STATED GOAL
Produce the listing below again, exactly as shown.
-------------------------
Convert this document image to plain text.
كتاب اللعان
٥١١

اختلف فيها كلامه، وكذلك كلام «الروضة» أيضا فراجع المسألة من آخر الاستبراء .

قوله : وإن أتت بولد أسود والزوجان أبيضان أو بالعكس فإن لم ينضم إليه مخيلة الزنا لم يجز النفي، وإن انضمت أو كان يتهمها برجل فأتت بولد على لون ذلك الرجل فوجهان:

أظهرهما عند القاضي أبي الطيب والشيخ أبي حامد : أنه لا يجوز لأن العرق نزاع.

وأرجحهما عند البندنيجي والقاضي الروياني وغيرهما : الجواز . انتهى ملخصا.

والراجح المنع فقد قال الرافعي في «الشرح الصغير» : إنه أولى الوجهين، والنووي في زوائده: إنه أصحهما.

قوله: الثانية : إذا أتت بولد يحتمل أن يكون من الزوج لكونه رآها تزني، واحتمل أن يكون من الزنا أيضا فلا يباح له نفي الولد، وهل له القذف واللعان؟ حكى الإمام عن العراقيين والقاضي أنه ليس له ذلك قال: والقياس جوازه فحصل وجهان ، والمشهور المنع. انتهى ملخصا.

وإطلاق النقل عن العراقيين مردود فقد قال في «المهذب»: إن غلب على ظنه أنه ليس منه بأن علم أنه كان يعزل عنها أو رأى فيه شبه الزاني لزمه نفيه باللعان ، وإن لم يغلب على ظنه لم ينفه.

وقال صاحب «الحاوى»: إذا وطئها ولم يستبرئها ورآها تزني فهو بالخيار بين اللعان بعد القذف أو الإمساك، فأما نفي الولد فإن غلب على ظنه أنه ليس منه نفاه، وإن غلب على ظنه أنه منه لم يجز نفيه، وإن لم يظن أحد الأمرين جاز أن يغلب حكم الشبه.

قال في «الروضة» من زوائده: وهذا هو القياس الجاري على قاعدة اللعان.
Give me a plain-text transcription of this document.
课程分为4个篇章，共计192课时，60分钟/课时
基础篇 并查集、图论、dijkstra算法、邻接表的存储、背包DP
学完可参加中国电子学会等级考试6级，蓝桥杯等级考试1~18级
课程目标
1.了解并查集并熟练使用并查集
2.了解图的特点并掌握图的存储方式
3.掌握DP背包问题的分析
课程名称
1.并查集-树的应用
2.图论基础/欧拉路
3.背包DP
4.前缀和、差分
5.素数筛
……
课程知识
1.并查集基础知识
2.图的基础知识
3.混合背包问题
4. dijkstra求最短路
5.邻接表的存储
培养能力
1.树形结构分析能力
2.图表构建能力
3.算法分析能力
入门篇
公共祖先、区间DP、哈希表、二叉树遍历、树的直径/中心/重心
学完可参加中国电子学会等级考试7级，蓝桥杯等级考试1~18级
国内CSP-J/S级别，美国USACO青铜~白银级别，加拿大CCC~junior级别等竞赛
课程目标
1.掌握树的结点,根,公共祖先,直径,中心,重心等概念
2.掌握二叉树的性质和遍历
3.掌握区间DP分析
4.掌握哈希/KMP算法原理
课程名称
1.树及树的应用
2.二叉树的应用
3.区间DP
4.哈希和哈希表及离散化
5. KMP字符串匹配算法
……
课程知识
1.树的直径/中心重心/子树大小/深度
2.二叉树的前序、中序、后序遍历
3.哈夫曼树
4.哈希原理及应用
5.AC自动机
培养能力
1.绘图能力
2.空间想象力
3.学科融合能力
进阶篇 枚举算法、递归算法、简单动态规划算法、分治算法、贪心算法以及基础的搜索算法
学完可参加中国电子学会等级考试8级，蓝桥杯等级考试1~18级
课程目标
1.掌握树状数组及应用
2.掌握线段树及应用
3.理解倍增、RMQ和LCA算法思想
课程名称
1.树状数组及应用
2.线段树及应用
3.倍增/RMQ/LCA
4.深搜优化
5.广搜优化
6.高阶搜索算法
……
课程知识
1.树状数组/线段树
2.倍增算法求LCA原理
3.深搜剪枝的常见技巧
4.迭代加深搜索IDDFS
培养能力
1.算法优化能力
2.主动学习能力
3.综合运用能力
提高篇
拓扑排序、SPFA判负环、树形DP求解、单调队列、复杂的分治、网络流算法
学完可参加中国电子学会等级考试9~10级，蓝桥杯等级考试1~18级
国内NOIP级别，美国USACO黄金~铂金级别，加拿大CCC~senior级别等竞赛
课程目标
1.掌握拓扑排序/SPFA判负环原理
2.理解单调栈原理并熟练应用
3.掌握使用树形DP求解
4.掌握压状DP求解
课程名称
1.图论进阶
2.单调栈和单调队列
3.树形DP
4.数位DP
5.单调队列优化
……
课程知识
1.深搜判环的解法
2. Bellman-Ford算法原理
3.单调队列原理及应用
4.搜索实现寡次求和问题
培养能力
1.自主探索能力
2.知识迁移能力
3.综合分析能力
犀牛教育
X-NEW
-------------------------
RIGHT ANSWER
Convert this document image to plain text.
كتاب اللعان
٥١١

اختلف فيها كلامه، وكذلك كلام «الروضة» أيضا فراجع المسألة من آخر الاستبراء .

قوله : وإن أتت بولد أسود والزوجان أبيضان أو بالعكس فإن لم ينضم إليه مخيلة الزنا لم يجز النفي، وإن انضمت أو كان يتهمها برجل فأتت بولد على لون ذلك الرجل فوجهان:

أظهرهما عند القاضي أبي الطيب والشيخ أبي حامد : أنه لا يجوز لأن العرق نزاع.

وأرجحهما عند البندنيجي والقاضي الروياني وغيرهما : الجواز . انتهى ملخصا.

والراجح المنع فقد قال الرافعي في «الشرح الصغير» : إنه أولى الوجهين، والنووي في زوائده: إنه أصحهما.

قوله: الثانية : إذا أتت بولد يحتمل أن يكون من الزوج لكونه رآها تزني، واحتمل أن يكون من الزنا أيضا فلا يباح له نفي الولد، وهل له القذف واللعان؟ حكى الإمام عن العراقيين والقاضي أنه ليس له ذلك قال: والقياس جوازه فحصل وجهان ، والمشهور المنع. انتهى ملخصا.

وإطلاق النقل عن العراقيين مردود فقد قال في «المهذب»: إن غلب على ظنه أنه ليس منه بأن علم أنه كان يعزل عنها أو رأى فيه شبه الزاني لزمه نفيه باللعان ، وإن لم يغلب على ظنه لم ينفه.

وقال صاحب «الحاوى»: إذا وطئها ولم يستبرئها ورآها تزني فهو بالخيار بين اللعان بعد القذف أو الإمساك، فأما نفي الولد فإن غلب على ظنه أنه ليس منه نفاه، وإن غلب على ظنه أنه منه لم يجز نفيه، وإن لم يظن أحد الأمرين جاز أن يغلب حكم الشبه.

قال في «الروضة» من زوائده: وهذا هو القياس الجاري على قاعدة اللعان.
Give me a plain-text transcription of this document.
课程分为4个篇章，共计192课时，60分钟/课时
基础篇 并查集、图论、dijkstra算法、邻接表的存储、背包DP
学完可参加中国电子学会等级考试6级，蓝桥杯等级考试1~18级
课程目标
1.了解并查集并熟练使用并查集
2.了解图的特点并掌握图的存储方式
3.掌握DP背包问题的分析
课程名称
1.并查集-树的应用
2.图论基础/欧拉路
3.背包DP
4.前缀和、差分
5.素数筛
……
课程知识
1.并查集基础知识
2.图的基础知识
3.混合背包问题
4. dijkstra求最短路
5.邻接表的存储
培养能力
1.树形结构分析能力
2.图表构建能力
3.算法分析能力
入门篇
公共祖先、区间DP、哈希表、二叉树遍历、树的直径/中心/重心
学完可参加中国电子学会等级考试7级，蓝桥杯等级考试1~18级
国内CSP-J/S级别，美国USACO青铜~白银级别，加拿大CCC~junior级别等竞赛
课程目标
1.掌握树的结点,根,公共祖先,直径,中心,重心等概念
2.掌握二叉树的性质和遍历
3.掌握区间DP分析
4.掌握哈希/KMP算法原理
课程名称
1.树及树的应用
2.二叉树的应用
3.区间DP
4.哈希和哈希表及离散化
5. KMP字符串匹配算法
……
课程知识
1.树的直径/中心重心/子树大小/深度
2.二叉树的前序、中序、后序遍历
3.哈夫曼树
4.哈希原理及应用
5.AC自动机
培养能力
1.绘图能力
2.空间想象力
3.学科融合能力
进阶篇 枚举算法、递归算法、简单动态规划算法、分治算法、贪心算法以及基础的搜索算法
学完可参加中国电子学会等级考试8级，蓝桥杯等级考试1~18级
课程目标
1.掌握树状数组及应用
2.掌握线段树及应用
3.理解倍增、RMQ和LCA算法思想
课程名称
1.树状数组及应用
2.线段树及应用
3.倍增/RMQ/LCA
4.深搜优化
5.广搜优化
6.高阶搜索算法
……
课程知识
1.树状数组/线段树
2.倍增算法求LCA原理
3.深搜剪枝的常见技巧
4.迭代加深搜索IDDFS
培养能力
1.算法优化能力
2.主动学习能力
3.综合运用能力
提高篇
拓扑排序、SPFA判负环、树形DP求解、单调队列、复杂的分治、网络流算法
学完可参加中国电子学会等级考试9~10级，蓝桥杯等级考试1~18级
国内NOIP级别，美国USACO黄金~铂金级别，加拿大CCC~senior级别等竞赛
课程目标
1.掌握拓扑排序/SPFA判负环原理
2.理解单调栈原理并熟练应用
3.掌握使用树形DP求解
4.掌握压状DP求解
课程名称
1.图论进阶
2.单调栈和单调队列
3.树形DP
4.数位DP
5.单调队列优化
……
课程知识
1.深搜判环的解法
2. Bellman-Ford算法原理
3.单调队列原理及应用
4.搜索实现寡次求和问题
培养能力
1.自主探索能力
2.知识迁移能力
3.综合分析能力
犀牛教育
X-NEW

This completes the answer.